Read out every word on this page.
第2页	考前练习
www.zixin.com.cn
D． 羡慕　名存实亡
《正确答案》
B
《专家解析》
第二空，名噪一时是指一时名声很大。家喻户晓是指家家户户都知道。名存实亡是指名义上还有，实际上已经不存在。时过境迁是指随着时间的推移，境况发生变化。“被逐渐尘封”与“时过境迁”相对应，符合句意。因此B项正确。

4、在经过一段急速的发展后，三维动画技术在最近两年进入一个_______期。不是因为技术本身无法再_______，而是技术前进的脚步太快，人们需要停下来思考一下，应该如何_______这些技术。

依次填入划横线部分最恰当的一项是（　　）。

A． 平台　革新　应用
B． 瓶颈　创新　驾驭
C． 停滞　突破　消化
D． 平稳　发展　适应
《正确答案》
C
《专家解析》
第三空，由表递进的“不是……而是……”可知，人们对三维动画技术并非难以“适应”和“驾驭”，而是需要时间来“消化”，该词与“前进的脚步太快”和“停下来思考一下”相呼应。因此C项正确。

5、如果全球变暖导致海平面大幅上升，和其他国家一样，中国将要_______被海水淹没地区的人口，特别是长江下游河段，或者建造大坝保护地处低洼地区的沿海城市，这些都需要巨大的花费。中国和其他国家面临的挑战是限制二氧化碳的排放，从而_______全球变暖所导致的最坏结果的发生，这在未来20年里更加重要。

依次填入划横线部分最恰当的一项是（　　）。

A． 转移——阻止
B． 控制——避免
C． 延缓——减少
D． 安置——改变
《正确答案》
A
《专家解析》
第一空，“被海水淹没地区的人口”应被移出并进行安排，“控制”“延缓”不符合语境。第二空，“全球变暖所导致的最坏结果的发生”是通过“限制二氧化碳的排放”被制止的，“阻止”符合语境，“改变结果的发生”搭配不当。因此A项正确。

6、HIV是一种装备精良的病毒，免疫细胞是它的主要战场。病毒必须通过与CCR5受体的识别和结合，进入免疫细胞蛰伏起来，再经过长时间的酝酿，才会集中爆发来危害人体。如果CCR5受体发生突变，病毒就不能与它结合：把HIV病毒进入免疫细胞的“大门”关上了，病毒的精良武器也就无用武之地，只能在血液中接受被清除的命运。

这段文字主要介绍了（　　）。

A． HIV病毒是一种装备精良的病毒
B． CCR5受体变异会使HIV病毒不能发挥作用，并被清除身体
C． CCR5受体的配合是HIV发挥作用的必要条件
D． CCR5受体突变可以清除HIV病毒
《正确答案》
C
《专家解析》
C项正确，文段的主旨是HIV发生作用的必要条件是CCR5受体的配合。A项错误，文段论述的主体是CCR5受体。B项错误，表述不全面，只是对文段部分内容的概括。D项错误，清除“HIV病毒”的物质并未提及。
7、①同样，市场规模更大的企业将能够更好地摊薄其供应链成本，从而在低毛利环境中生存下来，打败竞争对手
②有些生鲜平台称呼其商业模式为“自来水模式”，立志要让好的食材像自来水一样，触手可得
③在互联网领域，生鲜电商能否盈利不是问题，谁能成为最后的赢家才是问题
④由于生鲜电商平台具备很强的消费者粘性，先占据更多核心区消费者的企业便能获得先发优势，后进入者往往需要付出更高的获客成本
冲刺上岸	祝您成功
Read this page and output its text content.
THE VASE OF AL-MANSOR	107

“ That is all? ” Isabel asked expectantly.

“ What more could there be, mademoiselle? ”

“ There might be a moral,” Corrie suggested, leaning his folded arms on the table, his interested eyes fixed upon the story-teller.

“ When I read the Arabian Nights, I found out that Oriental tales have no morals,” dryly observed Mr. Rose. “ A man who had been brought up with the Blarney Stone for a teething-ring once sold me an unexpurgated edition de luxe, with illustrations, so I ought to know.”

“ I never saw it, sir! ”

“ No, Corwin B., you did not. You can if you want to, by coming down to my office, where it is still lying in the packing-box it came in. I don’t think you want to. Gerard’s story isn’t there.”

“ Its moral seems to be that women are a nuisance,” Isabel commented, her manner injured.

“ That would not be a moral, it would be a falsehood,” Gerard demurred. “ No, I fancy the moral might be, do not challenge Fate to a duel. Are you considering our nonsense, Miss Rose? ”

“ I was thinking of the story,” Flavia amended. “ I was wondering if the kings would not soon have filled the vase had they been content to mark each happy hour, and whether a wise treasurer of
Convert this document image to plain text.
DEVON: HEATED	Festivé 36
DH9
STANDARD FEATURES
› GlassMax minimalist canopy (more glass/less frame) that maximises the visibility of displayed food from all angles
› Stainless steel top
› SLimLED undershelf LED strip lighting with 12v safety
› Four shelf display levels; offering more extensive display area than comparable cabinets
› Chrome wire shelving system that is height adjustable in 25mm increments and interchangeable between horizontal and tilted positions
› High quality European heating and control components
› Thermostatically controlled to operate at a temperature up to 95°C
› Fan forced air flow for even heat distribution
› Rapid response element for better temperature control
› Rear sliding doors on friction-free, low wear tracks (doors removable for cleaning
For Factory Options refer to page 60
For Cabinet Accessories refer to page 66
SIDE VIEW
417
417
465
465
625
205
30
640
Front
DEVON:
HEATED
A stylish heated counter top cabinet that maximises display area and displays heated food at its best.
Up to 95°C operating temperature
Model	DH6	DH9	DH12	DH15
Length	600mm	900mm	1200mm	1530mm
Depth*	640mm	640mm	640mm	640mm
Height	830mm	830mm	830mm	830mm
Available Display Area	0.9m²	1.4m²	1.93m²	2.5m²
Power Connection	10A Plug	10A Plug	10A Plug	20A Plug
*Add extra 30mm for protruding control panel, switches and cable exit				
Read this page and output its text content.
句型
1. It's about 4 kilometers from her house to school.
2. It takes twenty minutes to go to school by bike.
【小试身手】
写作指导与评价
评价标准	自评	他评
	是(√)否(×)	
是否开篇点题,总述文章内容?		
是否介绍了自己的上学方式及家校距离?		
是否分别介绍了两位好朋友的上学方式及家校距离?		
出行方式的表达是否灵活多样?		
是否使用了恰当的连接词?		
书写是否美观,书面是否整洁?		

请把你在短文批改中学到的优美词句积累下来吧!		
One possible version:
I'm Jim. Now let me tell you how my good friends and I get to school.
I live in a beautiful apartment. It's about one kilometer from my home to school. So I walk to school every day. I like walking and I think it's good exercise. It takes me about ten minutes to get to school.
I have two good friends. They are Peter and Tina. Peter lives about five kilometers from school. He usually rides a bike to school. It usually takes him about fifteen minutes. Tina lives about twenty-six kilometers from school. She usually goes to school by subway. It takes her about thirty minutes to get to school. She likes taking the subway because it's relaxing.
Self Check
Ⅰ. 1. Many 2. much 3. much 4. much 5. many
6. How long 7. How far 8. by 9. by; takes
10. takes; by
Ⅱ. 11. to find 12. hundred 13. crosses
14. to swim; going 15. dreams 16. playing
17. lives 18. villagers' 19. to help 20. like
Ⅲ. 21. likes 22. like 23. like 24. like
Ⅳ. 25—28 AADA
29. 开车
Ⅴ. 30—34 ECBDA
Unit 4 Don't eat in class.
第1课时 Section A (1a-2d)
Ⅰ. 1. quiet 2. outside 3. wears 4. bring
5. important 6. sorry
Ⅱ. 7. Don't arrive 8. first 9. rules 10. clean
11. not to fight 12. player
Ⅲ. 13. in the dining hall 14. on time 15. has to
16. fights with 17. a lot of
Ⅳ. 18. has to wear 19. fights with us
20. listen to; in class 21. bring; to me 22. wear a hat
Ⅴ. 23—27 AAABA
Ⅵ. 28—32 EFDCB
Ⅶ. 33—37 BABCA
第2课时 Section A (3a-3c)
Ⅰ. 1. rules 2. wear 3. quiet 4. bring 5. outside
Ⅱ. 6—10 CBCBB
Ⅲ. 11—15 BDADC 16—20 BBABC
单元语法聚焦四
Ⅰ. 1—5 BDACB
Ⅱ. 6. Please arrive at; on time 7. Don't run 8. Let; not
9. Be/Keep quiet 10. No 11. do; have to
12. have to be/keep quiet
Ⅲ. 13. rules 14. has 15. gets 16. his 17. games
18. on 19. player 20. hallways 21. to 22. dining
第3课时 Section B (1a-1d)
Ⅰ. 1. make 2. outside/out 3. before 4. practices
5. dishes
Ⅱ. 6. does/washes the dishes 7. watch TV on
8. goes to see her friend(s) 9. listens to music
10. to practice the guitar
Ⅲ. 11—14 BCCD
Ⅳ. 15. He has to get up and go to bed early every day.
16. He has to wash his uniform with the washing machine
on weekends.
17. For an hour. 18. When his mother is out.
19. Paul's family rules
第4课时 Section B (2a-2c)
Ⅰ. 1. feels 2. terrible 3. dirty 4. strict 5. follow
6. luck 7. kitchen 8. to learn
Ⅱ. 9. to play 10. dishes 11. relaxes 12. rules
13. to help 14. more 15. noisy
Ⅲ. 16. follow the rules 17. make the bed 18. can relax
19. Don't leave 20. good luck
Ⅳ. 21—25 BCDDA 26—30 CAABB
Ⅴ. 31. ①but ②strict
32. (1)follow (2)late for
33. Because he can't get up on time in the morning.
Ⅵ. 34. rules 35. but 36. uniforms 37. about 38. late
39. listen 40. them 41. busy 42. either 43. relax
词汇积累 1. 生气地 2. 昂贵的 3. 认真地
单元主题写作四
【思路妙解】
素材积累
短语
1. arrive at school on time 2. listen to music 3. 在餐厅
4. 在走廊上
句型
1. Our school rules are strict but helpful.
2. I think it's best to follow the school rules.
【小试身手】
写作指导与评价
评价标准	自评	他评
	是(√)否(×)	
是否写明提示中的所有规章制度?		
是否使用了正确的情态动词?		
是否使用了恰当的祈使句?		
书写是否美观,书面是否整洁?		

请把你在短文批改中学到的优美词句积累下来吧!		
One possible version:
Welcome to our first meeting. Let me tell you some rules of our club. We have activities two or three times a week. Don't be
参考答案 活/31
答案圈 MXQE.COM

Task to carry out: Give nothing but the number of lines containing the string "player".

Solved exercise: 2